*EXTRACT TO READ*:
>>>>>

Thursday, August 18, 2016

Neonicotinoid pesticides cause harm to honeybees

http://www.eurekalert.org/pub_releases/2016-06/jgum-npc062416.php

Public Release: 24-Jun-2016
Neonicotinoid pesticides cause harm to honeybees
Mainz researchers discover new mechanism associated with the worldwide decline of bee populations
Johannes Gutenberg Universitaet Mainz

One possible cause of the alarming bee mortality we are witnessing is the use of the very active systemic insecticides called neonicotinoids. A previously unknown and harmful effect of neonicotinoids has been identified by researchers at the Mainz University Medical Center and Goethe University Frankfurt. They discovered that neonicotinoids in low and field-relevant concentrations reduce the concentration of acetylcholine in the royal jelly/larval food secreted by nurse bees. This signaling molecule is relevant for the development of the honeybee larvae. At higher doses, neonicotinoids also damage the so-called microchannels of the royal jelly gland in which acetylcholine is produced.

•••••

"As early as 2013, the European Food Safety Authority published a report concluding that the neonicotinoid class of insecticides represented a risk to bees," said Professor Ignatz Wessler of the Institute of Pathology at the University Medical Center of Johannes Gutenberg University Mainz (JGU). "The undesirable effect of neonicotinoids now discovered is a further indication that these insecticides represent a clear hazard to bee populations and this is a factor that needs to be taken into account in the forthcoming reassessment of the environmental risks of this substance class."

<<<<<

*DATA*:

>>>>>

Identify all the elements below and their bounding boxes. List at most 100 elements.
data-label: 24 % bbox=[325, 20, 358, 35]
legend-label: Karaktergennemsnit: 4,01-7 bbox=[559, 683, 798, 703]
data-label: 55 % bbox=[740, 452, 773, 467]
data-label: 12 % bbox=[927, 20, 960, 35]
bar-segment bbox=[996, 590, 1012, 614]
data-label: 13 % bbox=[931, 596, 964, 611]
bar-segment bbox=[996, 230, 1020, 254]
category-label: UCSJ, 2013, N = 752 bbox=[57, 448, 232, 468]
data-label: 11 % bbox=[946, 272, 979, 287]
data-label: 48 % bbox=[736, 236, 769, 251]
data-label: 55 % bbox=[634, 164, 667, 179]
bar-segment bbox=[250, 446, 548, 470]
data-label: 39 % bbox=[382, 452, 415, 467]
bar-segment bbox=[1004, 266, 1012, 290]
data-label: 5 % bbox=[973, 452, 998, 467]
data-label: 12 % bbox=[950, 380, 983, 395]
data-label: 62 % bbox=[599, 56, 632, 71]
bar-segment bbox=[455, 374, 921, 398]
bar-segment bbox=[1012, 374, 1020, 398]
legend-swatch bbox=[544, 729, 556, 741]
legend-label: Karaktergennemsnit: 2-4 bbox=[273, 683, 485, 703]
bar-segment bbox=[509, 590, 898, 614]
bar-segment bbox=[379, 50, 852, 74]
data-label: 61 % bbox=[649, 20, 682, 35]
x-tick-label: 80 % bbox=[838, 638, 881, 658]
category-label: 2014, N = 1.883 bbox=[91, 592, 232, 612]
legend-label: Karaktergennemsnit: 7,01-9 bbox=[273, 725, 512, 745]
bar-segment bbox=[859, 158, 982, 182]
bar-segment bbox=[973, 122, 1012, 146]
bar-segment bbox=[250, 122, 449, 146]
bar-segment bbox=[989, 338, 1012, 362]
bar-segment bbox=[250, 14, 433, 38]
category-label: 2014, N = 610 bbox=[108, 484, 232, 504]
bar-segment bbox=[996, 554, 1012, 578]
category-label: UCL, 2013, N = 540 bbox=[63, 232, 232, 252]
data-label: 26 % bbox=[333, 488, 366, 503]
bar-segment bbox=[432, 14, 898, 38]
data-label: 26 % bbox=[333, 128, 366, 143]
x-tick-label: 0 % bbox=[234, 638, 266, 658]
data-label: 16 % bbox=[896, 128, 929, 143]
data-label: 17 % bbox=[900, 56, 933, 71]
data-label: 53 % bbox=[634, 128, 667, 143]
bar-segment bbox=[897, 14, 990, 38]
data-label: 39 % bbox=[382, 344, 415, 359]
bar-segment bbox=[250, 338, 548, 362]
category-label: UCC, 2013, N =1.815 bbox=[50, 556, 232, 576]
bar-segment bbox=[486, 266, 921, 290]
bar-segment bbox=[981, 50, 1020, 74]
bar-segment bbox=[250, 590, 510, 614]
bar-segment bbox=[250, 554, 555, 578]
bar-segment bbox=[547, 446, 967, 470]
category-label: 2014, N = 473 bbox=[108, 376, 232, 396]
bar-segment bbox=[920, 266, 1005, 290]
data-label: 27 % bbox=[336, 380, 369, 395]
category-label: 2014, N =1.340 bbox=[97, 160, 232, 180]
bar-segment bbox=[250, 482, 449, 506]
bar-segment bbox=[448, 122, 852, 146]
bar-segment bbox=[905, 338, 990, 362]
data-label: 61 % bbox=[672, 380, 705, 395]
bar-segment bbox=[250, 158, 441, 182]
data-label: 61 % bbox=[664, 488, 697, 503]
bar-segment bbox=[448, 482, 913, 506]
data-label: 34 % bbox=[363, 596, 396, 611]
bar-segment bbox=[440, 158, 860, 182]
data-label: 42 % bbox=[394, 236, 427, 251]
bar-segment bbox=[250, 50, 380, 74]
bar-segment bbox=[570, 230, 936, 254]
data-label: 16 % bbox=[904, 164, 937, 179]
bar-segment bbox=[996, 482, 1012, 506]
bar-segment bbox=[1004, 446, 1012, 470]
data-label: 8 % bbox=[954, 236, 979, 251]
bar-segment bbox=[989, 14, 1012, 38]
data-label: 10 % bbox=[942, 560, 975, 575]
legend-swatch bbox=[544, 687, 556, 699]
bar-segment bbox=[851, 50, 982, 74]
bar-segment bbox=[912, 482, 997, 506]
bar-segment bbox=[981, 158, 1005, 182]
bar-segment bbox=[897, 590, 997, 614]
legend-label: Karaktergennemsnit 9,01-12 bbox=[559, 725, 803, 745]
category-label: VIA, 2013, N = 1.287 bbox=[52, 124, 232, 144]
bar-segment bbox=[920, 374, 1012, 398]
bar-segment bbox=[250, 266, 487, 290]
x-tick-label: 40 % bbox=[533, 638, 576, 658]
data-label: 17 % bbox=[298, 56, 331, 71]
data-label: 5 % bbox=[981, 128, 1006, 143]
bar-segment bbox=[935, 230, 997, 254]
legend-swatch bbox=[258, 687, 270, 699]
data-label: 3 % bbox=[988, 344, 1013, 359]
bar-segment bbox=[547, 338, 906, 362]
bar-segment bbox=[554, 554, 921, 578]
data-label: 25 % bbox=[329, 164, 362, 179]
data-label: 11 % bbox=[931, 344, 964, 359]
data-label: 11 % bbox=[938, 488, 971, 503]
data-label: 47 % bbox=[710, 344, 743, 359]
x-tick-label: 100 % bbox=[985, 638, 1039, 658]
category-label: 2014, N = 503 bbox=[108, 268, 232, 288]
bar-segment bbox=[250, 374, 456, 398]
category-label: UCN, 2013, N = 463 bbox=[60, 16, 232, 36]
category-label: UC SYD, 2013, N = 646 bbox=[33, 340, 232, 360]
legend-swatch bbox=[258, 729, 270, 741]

<<<<<

Reproduce the part of the neonicotinoid article that opens with the words containing "One possible cause" and closes with "acetylcholine is produced.", swapping "nurse bees" for "worker bees".

One possible cause of the alarming bee mortality we are witnessing is the use of the very active systemic insecticides called neonicotinoids. A previously unknown and harmful effect of neonicotinoids has been identified by researchers at the Mainz University Medical Center and Goethe University Frankfurt. They discovered that neonicotinoids in low and field-relevant concentrations reduce the concentration of acetylcholine in the royal jelly/larval food secreted by worker bees. This signaling molecule is relevant for the development of the honeybee larvae. At higher doses, neonicotinoids also damage the so-called microchannels of the royal jelly gland in which acetylcholine is produced.